# Listed records:
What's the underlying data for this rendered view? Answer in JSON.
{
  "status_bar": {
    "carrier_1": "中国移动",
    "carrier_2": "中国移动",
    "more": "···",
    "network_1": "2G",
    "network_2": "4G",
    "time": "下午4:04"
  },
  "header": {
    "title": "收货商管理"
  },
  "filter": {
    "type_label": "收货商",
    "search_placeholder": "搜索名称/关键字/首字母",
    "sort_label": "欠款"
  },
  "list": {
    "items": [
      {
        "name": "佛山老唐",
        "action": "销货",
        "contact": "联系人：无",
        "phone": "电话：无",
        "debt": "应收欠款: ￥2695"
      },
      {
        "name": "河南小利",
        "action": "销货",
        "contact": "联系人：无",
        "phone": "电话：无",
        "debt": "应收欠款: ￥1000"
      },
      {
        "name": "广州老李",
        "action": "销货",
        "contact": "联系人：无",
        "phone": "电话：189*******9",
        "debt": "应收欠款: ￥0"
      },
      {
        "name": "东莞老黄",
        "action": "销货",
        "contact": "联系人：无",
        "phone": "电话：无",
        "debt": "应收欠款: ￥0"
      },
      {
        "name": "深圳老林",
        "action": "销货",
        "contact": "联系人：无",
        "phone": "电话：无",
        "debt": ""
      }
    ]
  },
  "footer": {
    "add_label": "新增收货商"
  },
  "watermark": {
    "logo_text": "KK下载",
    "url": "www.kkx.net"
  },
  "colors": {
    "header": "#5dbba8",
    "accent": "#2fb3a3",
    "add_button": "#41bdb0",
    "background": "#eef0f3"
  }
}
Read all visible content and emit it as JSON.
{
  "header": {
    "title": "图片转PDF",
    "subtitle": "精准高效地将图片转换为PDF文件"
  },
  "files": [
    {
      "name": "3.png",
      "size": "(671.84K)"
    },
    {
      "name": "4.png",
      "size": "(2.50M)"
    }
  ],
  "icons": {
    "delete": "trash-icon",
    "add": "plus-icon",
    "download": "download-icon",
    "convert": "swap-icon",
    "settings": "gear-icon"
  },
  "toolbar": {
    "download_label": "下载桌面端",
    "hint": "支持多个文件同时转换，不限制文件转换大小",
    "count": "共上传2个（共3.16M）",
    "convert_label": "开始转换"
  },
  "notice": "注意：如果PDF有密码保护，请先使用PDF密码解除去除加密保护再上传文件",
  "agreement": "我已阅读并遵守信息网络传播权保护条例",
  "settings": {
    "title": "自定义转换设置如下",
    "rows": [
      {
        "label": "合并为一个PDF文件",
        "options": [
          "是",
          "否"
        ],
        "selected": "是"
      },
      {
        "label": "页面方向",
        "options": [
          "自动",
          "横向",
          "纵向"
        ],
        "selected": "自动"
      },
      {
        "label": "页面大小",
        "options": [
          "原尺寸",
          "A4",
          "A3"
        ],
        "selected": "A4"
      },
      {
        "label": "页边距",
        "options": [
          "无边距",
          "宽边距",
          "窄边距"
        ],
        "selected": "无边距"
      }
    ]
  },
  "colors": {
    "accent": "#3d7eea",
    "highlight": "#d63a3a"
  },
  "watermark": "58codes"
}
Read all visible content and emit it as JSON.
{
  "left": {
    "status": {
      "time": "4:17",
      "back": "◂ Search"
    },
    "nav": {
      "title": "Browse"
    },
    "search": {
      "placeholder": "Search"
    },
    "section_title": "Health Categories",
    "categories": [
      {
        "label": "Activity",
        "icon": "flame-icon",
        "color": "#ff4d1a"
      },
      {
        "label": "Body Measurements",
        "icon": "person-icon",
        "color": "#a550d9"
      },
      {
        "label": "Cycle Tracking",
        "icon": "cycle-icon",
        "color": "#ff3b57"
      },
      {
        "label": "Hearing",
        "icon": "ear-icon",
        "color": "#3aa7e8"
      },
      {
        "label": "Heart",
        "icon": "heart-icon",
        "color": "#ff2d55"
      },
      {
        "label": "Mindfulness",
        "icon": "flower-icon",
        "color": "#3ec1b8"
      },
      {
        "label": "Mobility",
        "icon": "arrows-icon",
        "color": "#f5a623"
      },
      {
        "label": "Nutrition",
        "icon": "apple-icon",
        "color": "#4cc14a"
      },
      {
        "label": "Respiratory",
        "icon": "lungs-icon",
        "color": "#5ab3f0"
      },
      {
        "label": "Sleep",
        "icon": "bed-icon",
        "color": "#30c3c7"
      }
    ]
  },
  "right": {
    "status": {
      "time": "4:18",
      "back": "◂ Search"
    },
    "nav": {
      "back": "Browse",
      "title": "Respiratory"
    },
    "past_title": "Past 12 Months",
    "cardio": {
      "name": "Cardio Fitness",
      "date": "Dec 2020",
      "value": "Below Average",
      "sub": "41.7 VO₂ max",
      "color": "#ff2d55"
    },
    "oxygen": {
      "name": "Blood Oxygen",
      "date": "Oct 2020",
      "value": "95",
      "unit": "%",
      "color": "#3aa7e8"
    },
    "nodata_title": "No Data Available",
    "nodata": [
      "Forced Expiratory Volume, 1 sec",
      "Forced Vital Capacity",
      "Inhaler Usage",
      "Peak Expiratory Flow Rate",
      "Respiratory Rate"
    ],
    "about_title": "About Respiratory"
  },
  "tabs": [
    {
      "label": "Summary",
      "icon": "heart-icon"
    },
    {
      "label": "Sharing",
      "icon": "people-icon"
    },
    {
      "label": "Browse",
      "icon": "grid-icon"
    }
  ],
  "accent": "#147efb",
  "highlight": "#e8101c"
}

# What to work on:
Extract every record and return it verbatim.

# Written response:
What's the underlying data for this rendered view? Answer in JSON.
{
  "status_bar": {
    "carrier_1": "中国移动",
    "carrier_2": "中国移动",
    "more": "···",
    "network_1": "2G",
    "network_2": "4G",
    "time": "下午4:04"
  },
  "header": {
    "title": "收货商管理"
  },
  "filter": {
    "type_label": "收货商",
    "search_placeholder": "搜索名称/关键字/首字母",
    "sort_label": "欠款"
  },
  "list": {
    "items": [
      {
        "name": "佛山老唐",
        "action": "销货",
        "contact": "联系人：无",
        "phone": "电话：无",
        "debt": "应收欠款: ￥2695"
      },
      {
        "name": "河南小利",
        "action": "销货",
        "contact": "联系人：无",
        "phone": "电话：无",
        "debt": "应收欠款: ￥1000"
      },
      {
        "name": "广州老李",
        "action": "销货",
        "contact": "联系人：无",
        "phone": "电话：189*******9",
        "debt": "应收欠款: ￥0"
      },
      {
        "name": "东莞老黄",
        "action": "销货",
        "contact": "联系人：无",
        "phone": "电话：无",
        "debt": "应收欠款: ￥0"
      },
      {
        "name": "深圳老林",
        "action": "销货",
        "contact": "联系人：无",
        "phone": "电话：无",
        "debt": ""
      }
    ]
  },
  "footer": {
    "add_label": "新增收货商"
  },
  "watermark": {
    "logo_text": "KK下载",
    "url": "www.kkx.net"
  },
  "colors": {
    "header": "#5dbba8",
    "accent": "#2fb3a3",
    "add_button": "#41bdb0",
    "background": "#eef0f3"
  }
}
Read all visible content and emit it as JSON.
{
  "header": {
    "title": "图片转PDF",
    "subtitle": "精准高效地将图片转换为PDF文件"
  },
  "files": [
    {
      "name": "3.png",
      "size": "(671.84K)"
    },
    {
      "name": "4.png",
      "size": "(2.50M)"
    }
  ],
  "icons": {
    "delete": "trash-icon",
    "add": "plus-icon",
    "download": "download-icon",
    "convert": "swap-icon",
    "settings": "gear-icon"
  },
  "toolbar": {
    "download_label": "下载桌面端",
    "hint": "支持多个文件同时转换，不限制文件转换大小",
    "count": "共上传2个（共3.16M）",
    "convert_label": "开始转换"
  },
  "notice": "注意：如果PDF有密码保护，请先使用PDF密码解除去除加密保护再上传文件",
  "agreement": "我已阅读并遵守信息网络传播权保护条例",
  "settings": {
    "title": "自定义转换设置如下",
    "rows": [
      {
        "label": "合并为一个PDF文件",
        "options": [
          "是",
          "否"
        ],
        "selected": "是"
      },
      {
        "label": "页面方向",
        "options": [
          "自动",
          "横向",
          "纵向"
        ],
        "selected": "自动"
      },
      {
        "label": "页面大小",
        "options": [
          "原尺寸",
          "A4",
          "A3"
        ],
        "selected": "A4"
      },
      {
        "label": "页边距",
        "options": [
          "无边距",
          "宽边距",
          "窄边距"
        ],
        "selected": "无边距"
      }
    ]
  },
  "colors": {
    "accent": "#3d7eea",
    "highlight": "#d63a3a"
  },
  "watermark": "58codes"
}
Read all visible content and emit it as JSON.
{
  "left": {
    "status": {
      "time": "4:17",
      "back": "◂ Search"
    },
    "nav": {
      "title": "Browse"
    },
    "search": {
      "placeholder": "Search"
    },
    "section_title": "Health Categories",
    "categories": [
      {
        "label": "Activity",
        "icon": "flame-icon",
        "color": "#ff4d1a"
      },
      {
        "label": "Body Measurements",
        "icon": "person-icon",
        "color": "#a550d9"
      },
      {
        "label": "Cycle Tracking",
        "icon": "cycle-icon",
        "color": "#ff3b57"
      },
      {
        "label": "Hearing",
        "icon": "ear-icon",
        "color": "#3aa7e8"
      },
      {
        "label": "Heart",
        "icon": "heart-icon",
        "color": "#ff2d55"
      },
      {
        "label": "Mindfulness",
        "icon": "flower-icon",
        "color": "#3ec1b8"
      },
      {
        "label": "Mobility",
        "icon": "arrows-icon",
        "color": "#f5a623"
      },
      {
        "label": "Nutrition",
        "icon": "apple-icon",
        "color": "#4cc14a"
      },
      {
        "label": "Respiratory",
        "icon": "lungs-icon",
        "color": "#5ab3f0"
      },
      {
        "label": "Sleep",
        "icon": "bed-icon",
        "color": "#30c3c7"
      }
    ]
  },
  "right": {
    "status": {
      "time": "4:18",
      "back": "◂ Search"
    },
    "nav": {
      "back": "Browse",
      "title": "Respiratory"
    },
    "past_title": "Past 12 Months",
    "cardio": {
      "name": "Cardio Fitness",
      "date": "Dec 2020",
      "value": "Below Average",
      "sub": "41.7 VO₂ max",
      "color": "#ff2d55"
    },
    "oxygen": {
      "name": "Blood Oxygen",
      "date": "Oct 2020",
      "value": "95",
      "unit": "%",
      "color": "#3aa7e8"
    },
    "nodata_title": "No Data Available",
    "nodata": [
      "Forced Expiratory Volume, 1 sec",
      "Forced Vital Capacity",
      "Inhaler Usage",
      "Peak Expiratory Flow Rate",
      "Respiratory Rate"
    ],
    "about_title": "About Respiratory"
  },
  "tabs": [
    {
      "label": "Summary",
      "icon": "heart-icon"
    },
    {
      "label": "Sharing",
      "icon": "people-icon"
    },
    {
      "label": "Browse",
      "icon": "grid-icon"
    }
  ],
  "accent": "#147efb",
  "highlight": "#e8101c"
}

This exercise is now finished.